*Goal*
Copy the records that follow exactly as written, but not their pictures.

*Entries with figure data*

** begin **

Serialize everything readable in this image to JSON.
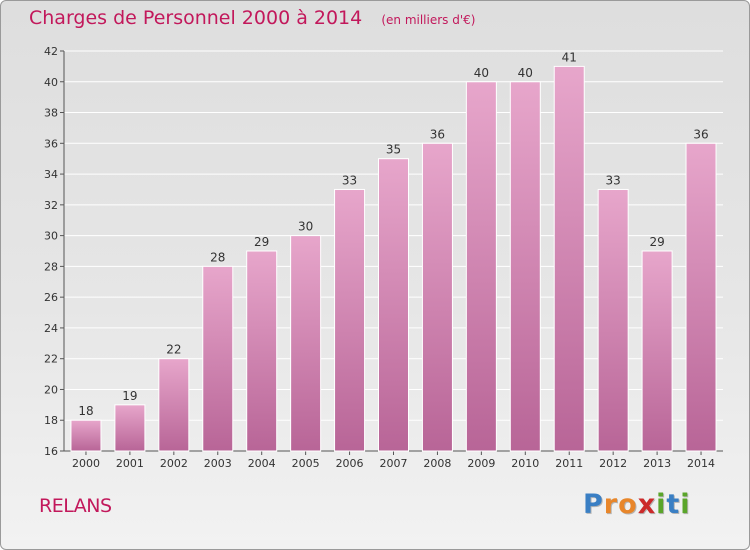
{
  "chart_data": {
    "type": "bar",
    "title": "Charges de Personnel 2000 à 2014",
    "subtitle": "(en milliers d'€)",
    "categories": [
      "2000",
      "2001",
      "2002",
      "2003",
      "2004",
      "2005",
      "2006",
      "2007",
      "2008",
      "2009",
      "2010",
      "2011",
      "2012",
      "2013",
      "2014"
    ],
    "values": [
      18,
      19,
      22,
      28,
      29,
      30,
      33,
      35,
      36,
      40,
      40,
      41,
      33,
      29,
      36
    ],
    "ylim": [
      16,
      42
    ],
    "yticks": [
      16,
      18,
      20,
      22,
      24,
      26,
      28,
      30,
      32,
      34,
      36,
      38,
      40,
      42
    ],
    "grid": true,
    "bar_color": "#d97aab",
    "show_data_labels": true
  },
  "footer": {
    "commune": "RELANS"
  },
  "logo": {
    "text": "Proxiti",
    "letter_colors": [
      "#3a7fc4",
      "#e8862a",
      "#e8862a",
      "#cc2a2a",
      "#5aa52a",
      "#3a7fc4",
      "#5aa52a"
    ]
  },
  "colors": {
    "title": "#c2185b",
    "axis_text": "#333333",
    "grid": "#ffffff"
  }
}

** end **

*Result*
Serialize everything readable in this image to JSON.
{
  "chart_data": {
    "type": "bar",
    "title": "Charges de Personnel 2000 à 2014",
    "subtitle": "(en milliers d'€)",
    "categories": [
      "2000",
      "2001",
      "2002",
      "2003",
      "2004",
      "2005",
      "2006",
      "2007",
      "2008",
      "2009",
      "2010",
      "2011",
      "2012",
      "2013",
      "2014"
    ],
    "values": [
      18,
      19,
      22,
      28,
      29,
      30,
      33,
      35,
      36,
      40,
      40,
      41,
      33,
      29,
      36
    ],
    "ylim": [
      16,
      42
    ],
    "yticks": [
      16,
      18,
      20,
      22,
      24,
      26,
      28,
      30,
      32,
      34,
      36,
      38,
      40,
      42
    ],
    "grid": true,
    "bar_color": "#d97aab",
    "show_data_labels": true
  },
  "footer": {
    "commune": "RELANS"
  },
  "logo": {
    "text": "Proxiti",
    "letter_colors": [
      "#3a7fc4",
      "#e8862a",
      "#e8862a",
      "#cc2a2a",
      "#5aa52a",
      "#3a7fc4",
      "#5aa52a"
    ]
  },
  "colors": {
    "title": "#c2185b",
    "axis_text": "#333333",
    "grid": "#ffffff"
  }
}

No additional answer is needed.